Return the data exactly, with all pictures removed.

— start —

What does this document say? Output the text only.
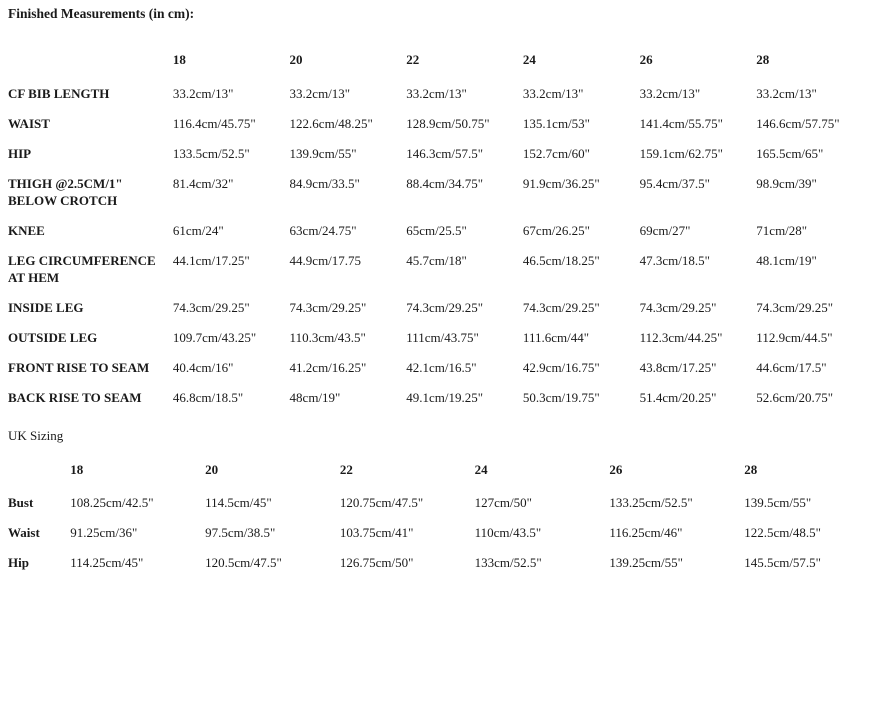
Finished Measurements (in cm):
	18	20	22	24	26	28
CF BIB LENGTH	33.2cm/13"	33.2cm/13"	33.2cm/13"	33.2cm/13"	33.2cm/13"	33.2cm/13"
WAIST	116.4cm/45.75"	122.6cm/48.25"	128.9cm/50.75"	135.1cm/53"	141.4cm/55.75"	146.6cm/57.75"
HIP	133.5cm/52.5"	139.9cm/55"	146.3cm/57.5"	152.7cm/60"	159.1cm/62.75"	165.5cm/65"
THIGH @2.5CM/1" BELOW CROTCH	81.4cm/32"	84.9cm/33.5"	88.4cm/34.75"	91.9cm/36.25"	95.4cm/37.5"	98.9cm/39"
KNEE	61cm/24"	63cm/24.75"	65cm/25.5"	67cm/26.25"	69cm/27"	71cm/28"
LEG CIRCUMFERENCE AT HEM	44.1cm/17.25"	44.9cm/17.75	45.7cm/18"	46.5cm/18.25"	47.3cm/18.5"	48.1cm/19"
INSIDE LEG	74.3cm/29.25"	74.3cm/29.25"	74.3cm/29.25"	74.3cm/29.25"	74.3cm/29.25"	74.3cm/29.25"
OUTSIDE LEG	109.7cm/43.25"	110.3cm/43.5"	111cm/43.75"	111.6cm/44"	112.3cm/44.25"	112.9cm/44.5"
FRONT RISE TO SEAM	40.4cm/16"	41.2cm/16.25"	42.1cm/16.5"	42.9cm/16.75"	43.8cm/17.25"	44.6cm/17.5"
BACK RISE TO SEAM	46.8cm/18.5"	48cm/19"	49.1cm/19.25"	50.3cm/19.75"	51.4cm/20.25"	52.6cm/20.75"
UK Sizing
	18	20	22	24	26	28
Bust	108.25cm/42.5"	114.5cm/45"	120.75cm/47.5"	127cm/50"	133.25cm/52.5"	139.5cm/55"
Waist	91.25cm/36"	97.5cm/38.5"	103.75cm/41"	110cm/43.5"	116.25cm/46"	122.5cm/48.5"
Hip	114.25cm/45"	120.5cm/47.5"	126.75cm/50"	133cm/52.5"	139.25cm/55"	145.5cm/57.5"
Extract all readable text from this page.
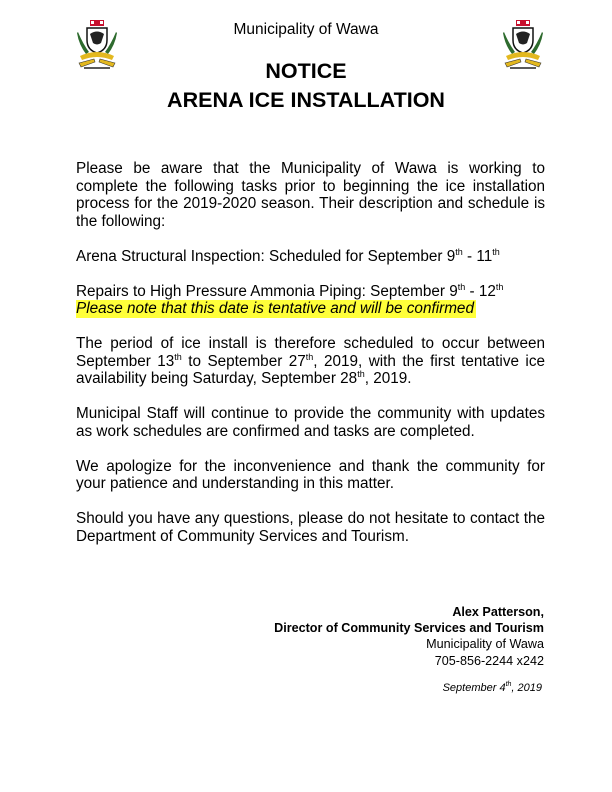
Municipality of Wawa
NOTICE
ARENA ICE INSTALLATION

Please be aware that the Municipality of Wawa is working to complete the following tasks prior to beginning the ice installation process for the 2019-2020 season. Their description and schedule is the following:

Arena Structural Inspection: Scheduled for September 9th - 11th

Repairs to High Pressure Ammonia Piping: September 9th - 12th
Please note that this date is tentative and will be confirmed

The period of ice install is therefore scheduled to occur between September 13th to September 27th, 2019, with the first tentative ice availability being Saturday, September 28th, 2019.

Municipal Staff will continue to provide the community with updates as work schedules are confirmed and tasks are completed.

We apologize for the inconvenience and thank the community for your patience and understanding in this matter.

Should you have any questions, please do not hesitate to contact the Department of Community Services and Tourism.

Alex Patterson,
Director of Community Services and Tourism
Municipality of Wawa
705-856-2244 x242
September 4th, 2019
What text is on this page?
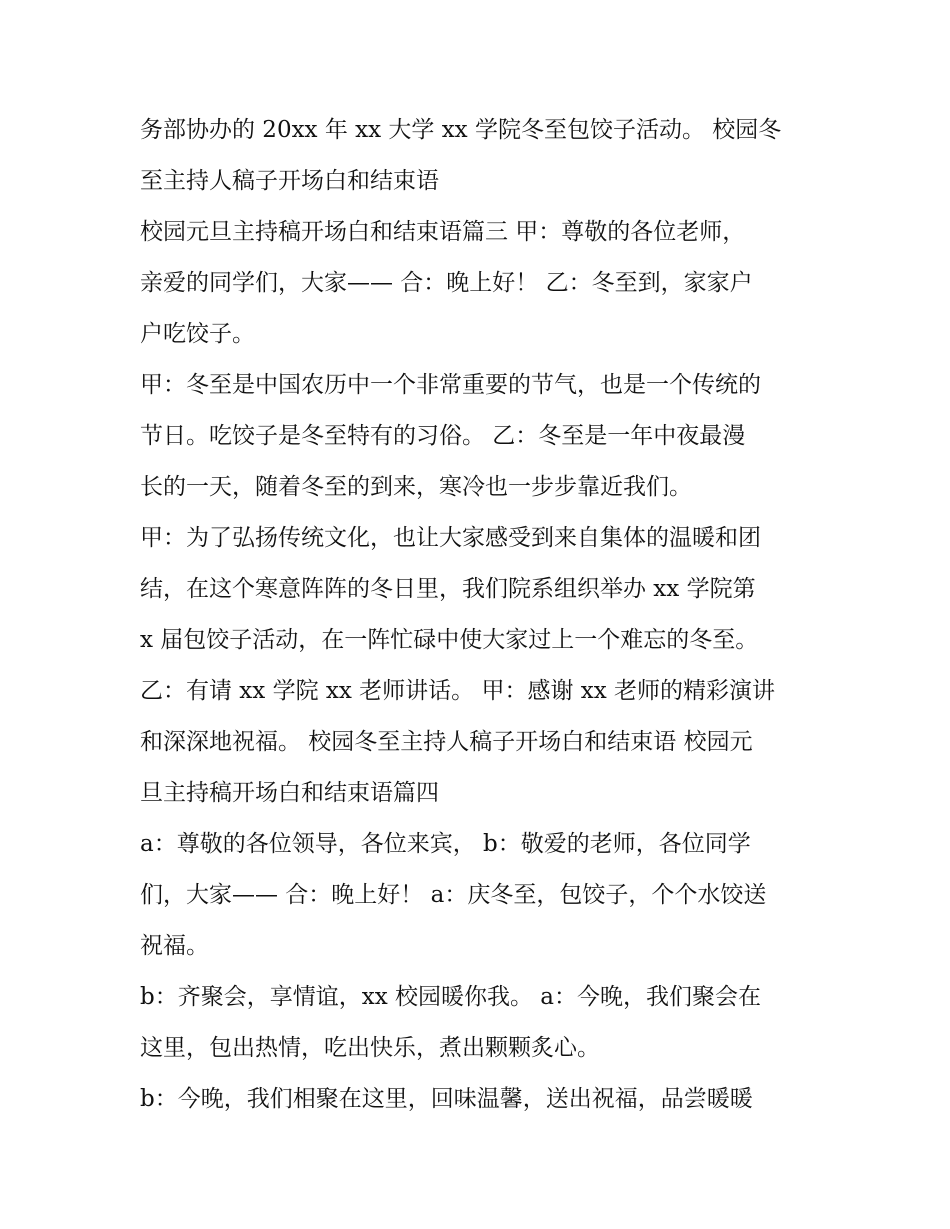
务部协办的 20xx 年 xx 大学 xx 学院冬至包饺子活动。 校园冬
至主持人稿子开场白和结束语
校园元旦主持稿开场白和结束语篇三 甲：尊敬的各位老师，
亲爱的同学们，大家—— 合：晚上好！ 乙：冬至到，家家户
户吃饺子。
甲：冬至是中国农历中一个非常重要的节气，也是一个传统的
节日。吃饺子是冬至特有的习俗。 乙：冬至是一年中夜最漫
长的一天，随着冬至的到来，寒冷也一步步靠近我们。
甲：为了弘扬传统文化，也让大家感受到来自集体的温暖和团
结，在这个寒意阵阵的冬日里，我们院系组织举办 xx 学院第
x 届包饺子活动，在一阵忙碌中使大家过上一个难忘的冬至。
乙：有请 xx 学院 xx 老师讲话。 甲：感谢 xx 老师的精彩演讲
和深深地祝福。 校园冬至主持人稿子开场白和结束语 校园元
旦主持稿开场白和结束语篇四
a：尊敬的各位领导，各位来宾， b：敬爱的老师，各位同学
们，大家—— 合：晚上好！ a：庆冬至，包饺子，个个水饺送
祝福。
b：齐聚会，享情谊，xx 校园暖你我。 a：今晚，我们聚会在
这里，包出热情，吃出快乐，煮出颗颗炙心。
b：今晚，我们相聚在这里，回味温馨，送出祝福，品尝暖暖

— end —

FULL OUTPUT
What does this document say? Output the text only.
Finished Measurements (in cm):
	18	20	22	24	26	28
CF BIB LENGTH	33.2cm/13"	33.2cm/13"	33.2cm/13"	33.2cm/13"	33.2cm/13"	33.2cm/13"
WAIST	116.4cm/45.75"	122.6cm/48.25"	128.9cm/50.75"	135.1cm/53"	141.4cm/55.75"	146.6cm/57.75"
HIP	133.5cm/52.5"	139.9cm/55"	146.3cm/57.5"	152.7cm/60"	159.1cm/62.75"	165.5cm/65"
THIGH @2.5CM/1" BELOW CROTCH	81.4cm/32"	84.9cm/33.5"	88.4cm/34.75"	91.9cm/36.25"	95.4cm/37.5"	98.9cm/39"
KNEE	61cm/24"	63cm/24.75"	65cm/25.5"	67cm/26.25"	69cm/27"	71cm/28"
LEG CIRCUMFERENCE AT HEM	44.1cm/17.25"	44.9cm/17.75	45.7cm/18"	46.5cm/18.25"	47.3cm/18.5"	48.1cm/19"
INSIDE LEG	74.3cm/29.25"	74.3cm/29.25"	74.3cm/29.25"	74.3cm/29.25"	74.3cm/29.25"	74.3cm/29.25"
OUTSIDE LEG	109.7cm/43.25"	110.3cm/43.5"	111cm/43.75"	111.6cm/44"	112.3cm/44.25"	112.9cm/44.5"
FRONT RISE TO SEAM	40.4cm/16"	41.2cm/16.25"	42.1cm/16.5"	42.9cm/16.75"	43.8cm/17.25"	44.6cm/17.5"
BACK RISE TO SEAM	46.8cm/18.5"	48cm/19"	49.1cm/19.25"	50.3cm/19.75"	51.4cm/20.25"	52.6cm/20.75"
UK Sizing
	18	20	22	24	26	28
Bust	108.25cm/42.5"	114.5cm/45"	120.75cm/47.5"	127cm/50"	133.25cm/52.5"	139.5cm/55"
Waist	91.25cm/36"	97.5cm/38.5"	103.75cm/41"	110cm/43.5"	116.25cm/46"	122.5cm/48.5"
Hip	114.25cm/45"	120.5cm/47.5"	126.75cm/50"	133cm/52.5"	139.25cm/55"	145.5cm/57.5"
Extract all readable text from this page.
Municipality of Wawa
NOTICE
ARENA ICE INSTALLATION

Please be aware that the Municipality of Wawa is working to complete the following tasks prior to beginning the ice installation process for the 2019-2020 season. Their description and schedule is the following:

Arena Structural Inspection: Scheduled for September 9th - 11th

Repairs to High Pressure Ammonia Piping: September 9th - 12th
Please note that this date is tentative and will be confirmed

The period of ice install is therefore scheduled to occur between September 13th to September 27th, 2019, with the first tentative ice availability being Saturday, September 28th, 2019.

Municipal Staff will continue to provide the community with updates as work schedules are confirmed and tasks are completed.

We apologize for the inconvenience and thank the community for your patience and understanding in this matter.

Should you have any questions, please do not hesitate to contact the Department of Community Services and Tourism.

Alex Patterson,
Director of Community Services and Tourism
Municipality of Wawa
705-856-2244 x242
September 4th, 2019
What text is on this page?
务部协办的 20xx 年 xx 大学 xx 学院冬至包饺子活动。 校园冬
至主持人稿子开场白和结束语
校园元旦主持稿开场白和结束语篇三 甲：尊敬的各位老师，
亲爱的同学们，大家—— 合：晚上好！ 乙：冬至到，家家户
户吃饺子。
甲：冬至是中国农历中一个非常重要的节气，也是一个传统的
节日。吃饺子是冬至特有的习俗。 乙：冬至是一年中夜最漫
长的一天，随着冬至的到来，寒冷也一步步靠近我们。
甲：为了弘扬传统文化，也让大家感受到来自集体的温暖和团
结，在这个寒意阵阵的冬日里，我们院系组织举办 xx 学院第
x 届包饺子活动，在一阵忙碌中使大家过上一个难忘的冬至。
乙：有请 xx 学院 xx 老师讲话。 甲：感谢 xx 老师的精彩演讲
和深深地祝福。 校园冬至主持人稿子开场白和结束语 校园元
旦主持稿开场白和结束语篇四
a：尊敬的各位领导，各位来宾， b：敬爱的老师，各位同学
们，大家—— 合：晚上好！ a：庆冬至，包饺子，个个水饺送
祝福。
b：齐聚会，享情谊，xx 校园暖你我。 a：今晚，我们聚会在
这里，包出热情，吃出快乐，煮出颗颗炙心。
b：今晚，我们相聚在这里，回味温馨，送出祝福，品尝暖暖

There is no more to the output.